=== Task goal ===
Below are some records; give them all again exactly, but not the pictures.
━━━━━ Extracted entries
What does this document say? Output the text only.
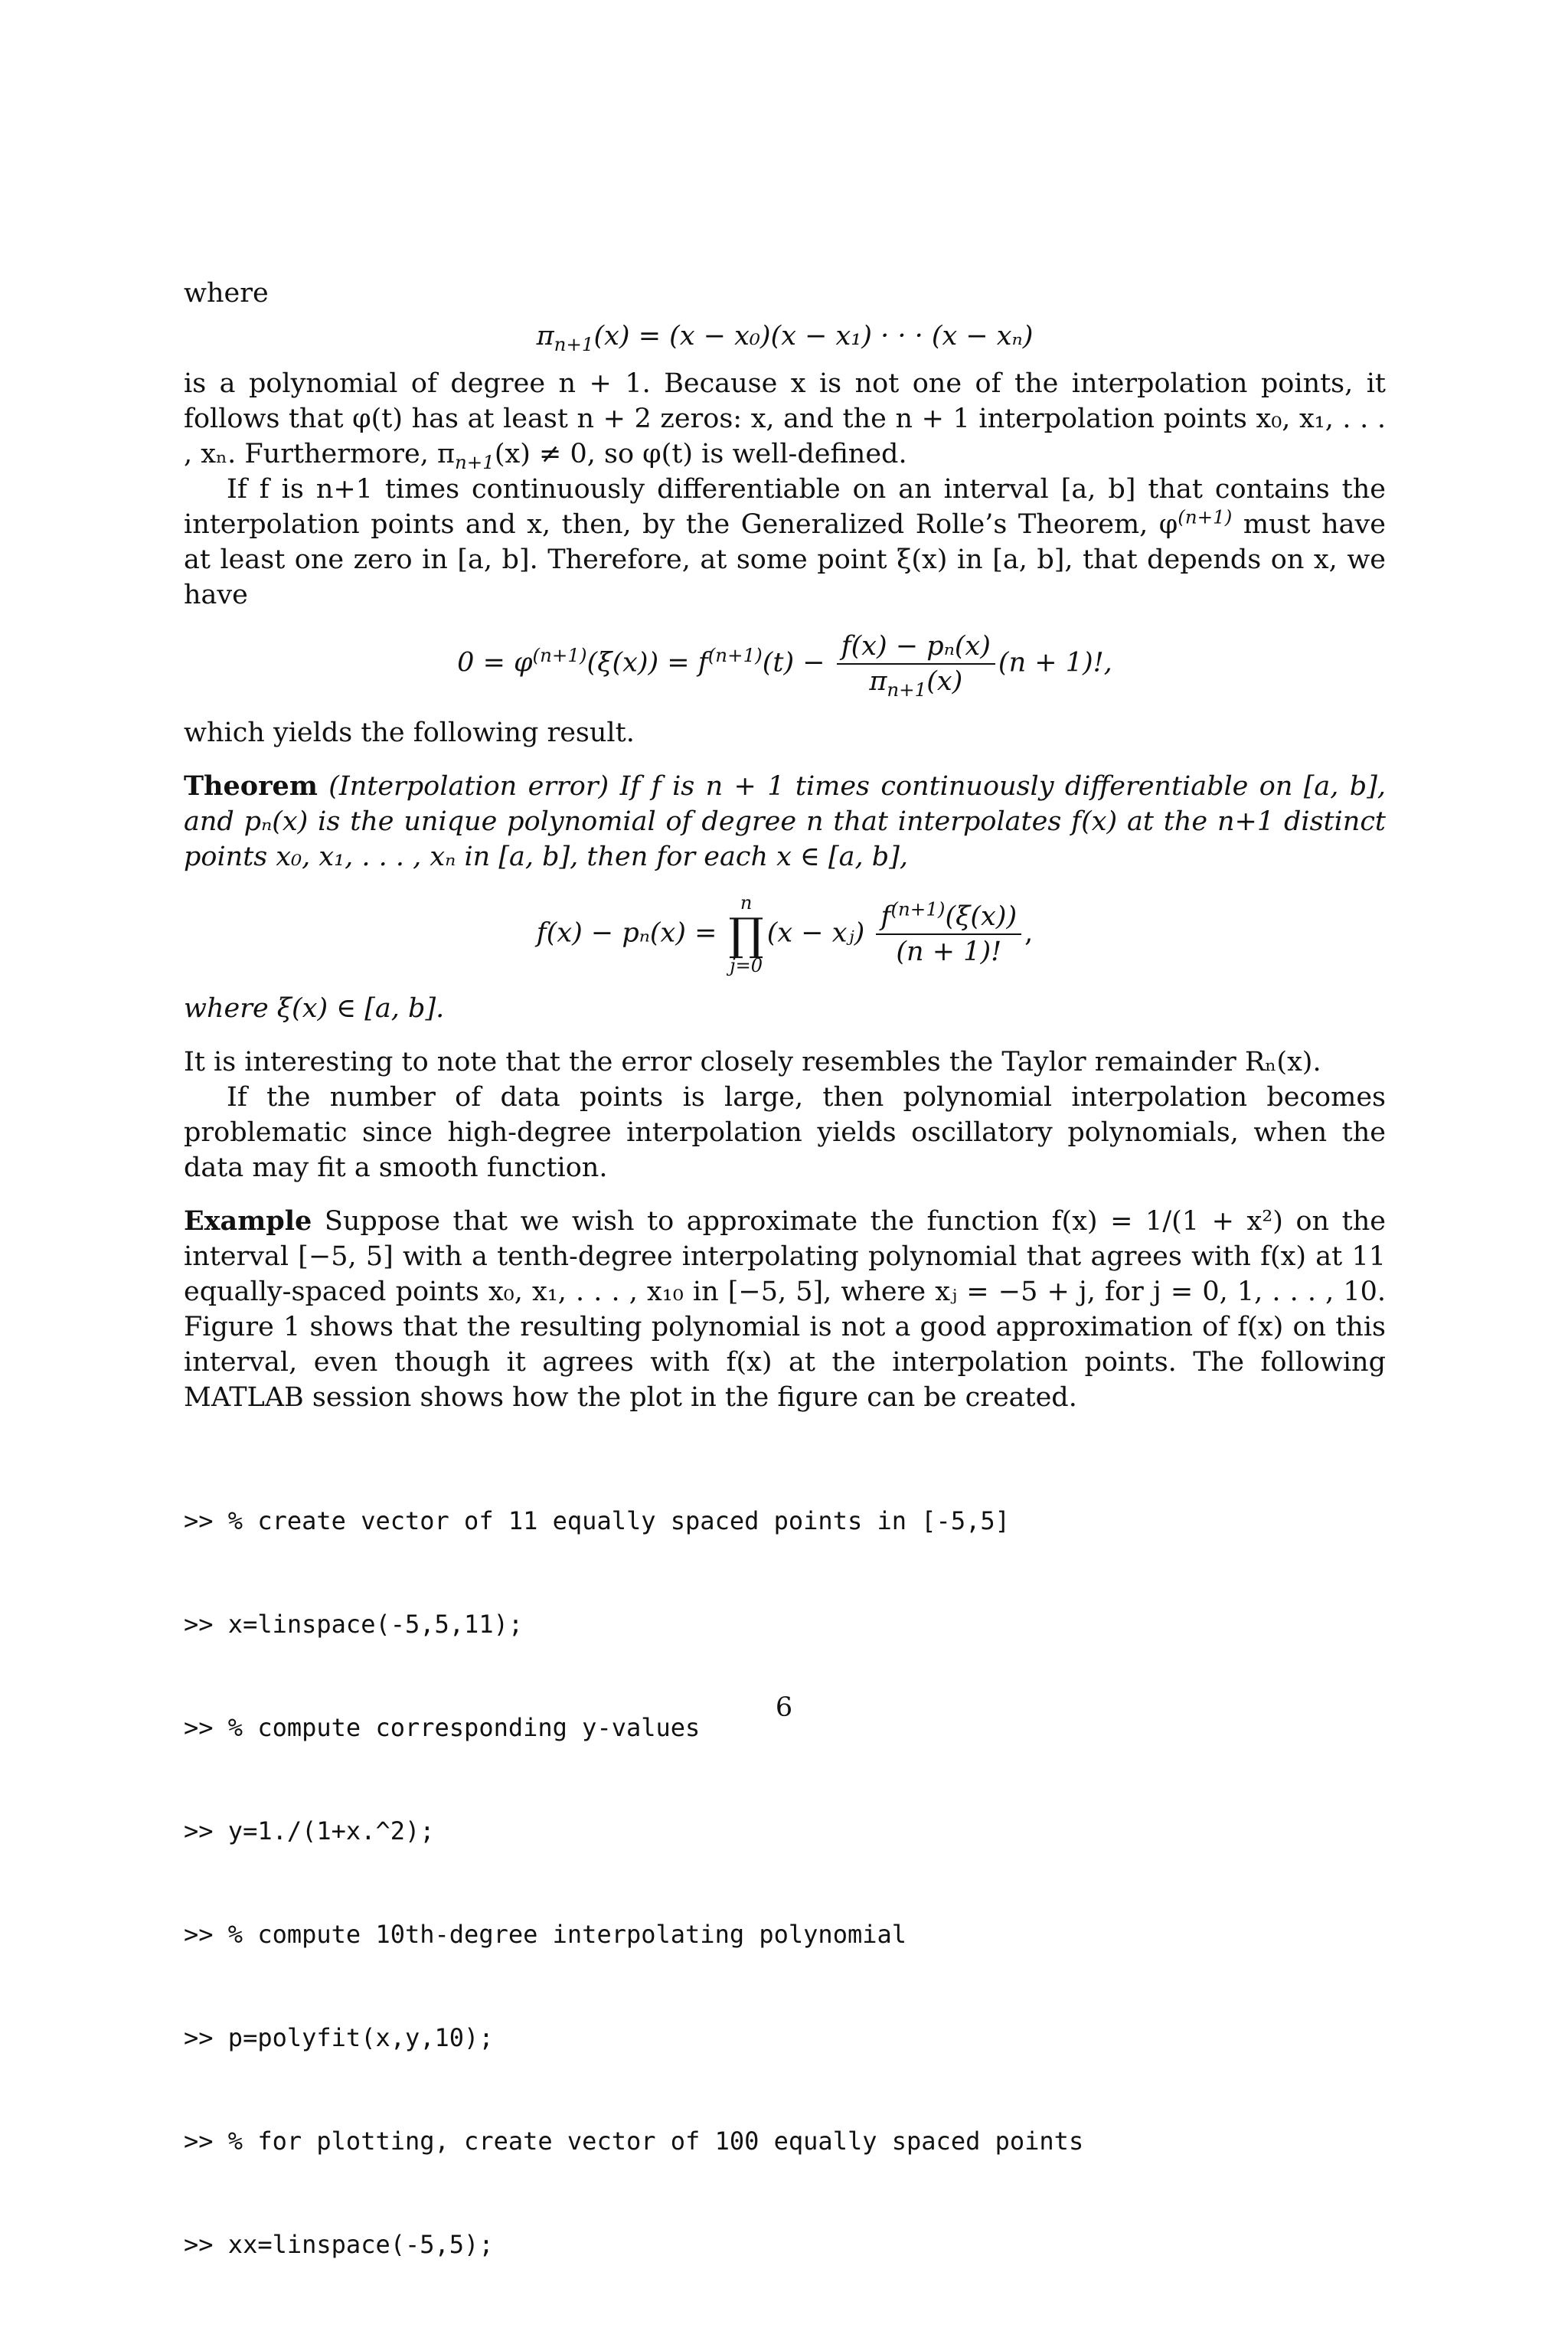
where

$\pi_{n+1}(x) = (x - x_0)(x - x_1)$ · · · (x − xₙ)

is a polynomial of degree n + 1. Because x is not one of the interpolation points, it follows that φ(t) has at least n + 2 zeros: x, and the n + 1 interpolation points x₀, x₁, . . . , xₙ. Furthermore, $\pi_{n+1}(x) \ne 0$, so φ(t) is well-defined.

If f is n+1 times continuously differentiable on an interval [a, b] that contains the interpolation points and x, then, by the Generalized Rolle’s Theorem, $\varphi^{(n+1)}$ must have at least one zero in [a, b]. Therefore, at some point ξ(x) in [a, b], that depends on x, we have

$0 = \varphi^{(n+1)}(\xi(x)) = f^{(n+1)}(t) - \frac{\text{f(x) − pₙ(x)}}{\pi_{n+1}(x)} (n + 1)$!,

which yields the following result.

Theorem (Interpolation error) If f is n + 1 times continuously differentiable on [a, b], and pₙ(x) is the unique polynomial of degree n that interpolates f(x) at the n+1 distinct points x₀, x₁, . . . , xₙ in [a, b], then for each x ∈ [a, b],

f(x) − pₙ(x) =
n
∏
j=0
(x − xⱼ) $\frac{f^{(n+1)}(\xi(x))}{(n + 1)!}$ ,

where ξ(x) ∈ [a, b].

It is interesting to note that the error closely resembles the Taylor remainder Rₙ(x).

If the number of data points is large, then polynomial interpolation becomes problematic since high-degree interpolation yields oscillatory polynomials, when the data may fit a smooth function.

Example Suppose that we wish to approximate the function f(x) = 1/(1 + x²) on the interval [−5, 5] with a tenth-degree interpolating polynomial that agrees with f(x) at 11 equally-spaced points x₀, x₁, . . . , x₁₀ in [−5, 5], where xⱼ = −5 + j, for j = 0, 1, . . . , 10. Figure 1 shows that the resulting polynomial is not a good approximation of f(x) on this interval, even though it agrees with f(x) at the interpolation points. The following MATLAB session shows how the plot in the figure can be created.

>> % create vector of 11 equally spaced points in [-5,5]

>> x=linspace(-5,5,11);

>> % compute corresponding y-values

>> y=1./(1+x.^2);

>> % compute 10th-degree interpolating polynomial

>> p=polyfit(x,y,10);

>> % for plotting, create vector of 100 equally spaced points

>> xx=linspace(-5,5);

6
━━━━━━━━━━
=== Solved problem ===
What does this document say? Output the text only.
where

$\pi_{n+1}(x) = (x - x_0)(x - x_1)$ · · · (x − xₙ)

is a polynomial of degree n + 1. Because x is not one of the interpolation points, it follows that φ(t) has at least n + 2 zeros: x, and the n + 1 interpolation points x₀, x₁, . . . , xₙ. Furthermore, $\pi_{n+1}(x) \ne 0$, so φ(t) is well-defined.

If f is n+1 times continuously differentiable on an interval [a, b] that contains the interpolation points and x, then, by the Generalized Rolle’s Theorem, $\varphi^{(n+1)}$ must have at least one zero in [a, b]. Therefore, at some point ξ(x) in [a, b], that depends on x, we have

$0 = \varphi^{(n+1)}(\xi(x)) = f^{(n+1)}(t) - \frac{\text{f(x) − pₙ(x)}}{\pi_{n+1}(x)} (n + 1)$!,

which yields the following result.

Theorem (Interpolation error) If f is n + 1 times continuously differentiable on [a, b], and pₙ(x) is the unique polynomial of degree n that interpolates f(x) at the n+1 distinct points x₀, x₁, . . . , xₙ in [a, b], then for each x ∈ [a, b],

f(x) − pₙ(x) =
n
∏
j=0
(x − xⱼ) $\frac{f^{(n+1)}(\xi(x))}{(n + 1)!}$ ,

where ξ(x) ∈ [a, b].

It is interesting to note that the error closely resembles the Taylor remainder Rₙ(x).

If the number of data points is large, then polynomial interpolation becomes problematic since high-degree interpolation yields oscillatory polynomials, when the data may fit a smooth function.

Example Suppose that we wish to approximate the function f(x) = 1/(1 + x²) on the interval [−5, 5] with a tenth-degree interpolating polynomial that agrees with f(x) at 11 equally-spaced points x₀, x₁, . . . , x₁₀ in [−5, 5], where xⱼ = −5 + j, for j = 0, 1, . . . , 10. Figure 1 shows that the resulting polynomial is not a good approximation of f(x) on this interval, even though it agrees with f(x) at the interpolation points. The following MATLAB session shows how the plot in the figure can be created.

>> % create vector of 11 equally spaced points in [-5,5]

>> x=linspace(-5,5,11);

>> % compute corresponding y-values

>> y=1./(1+x.^2);

>> % compute 10th-degree interpolating polynomial

>> p=polyfit(x,y,10);

>> % for plotting, create vector of 100 equally spaced points

>> xx=linspace(-5,5);

6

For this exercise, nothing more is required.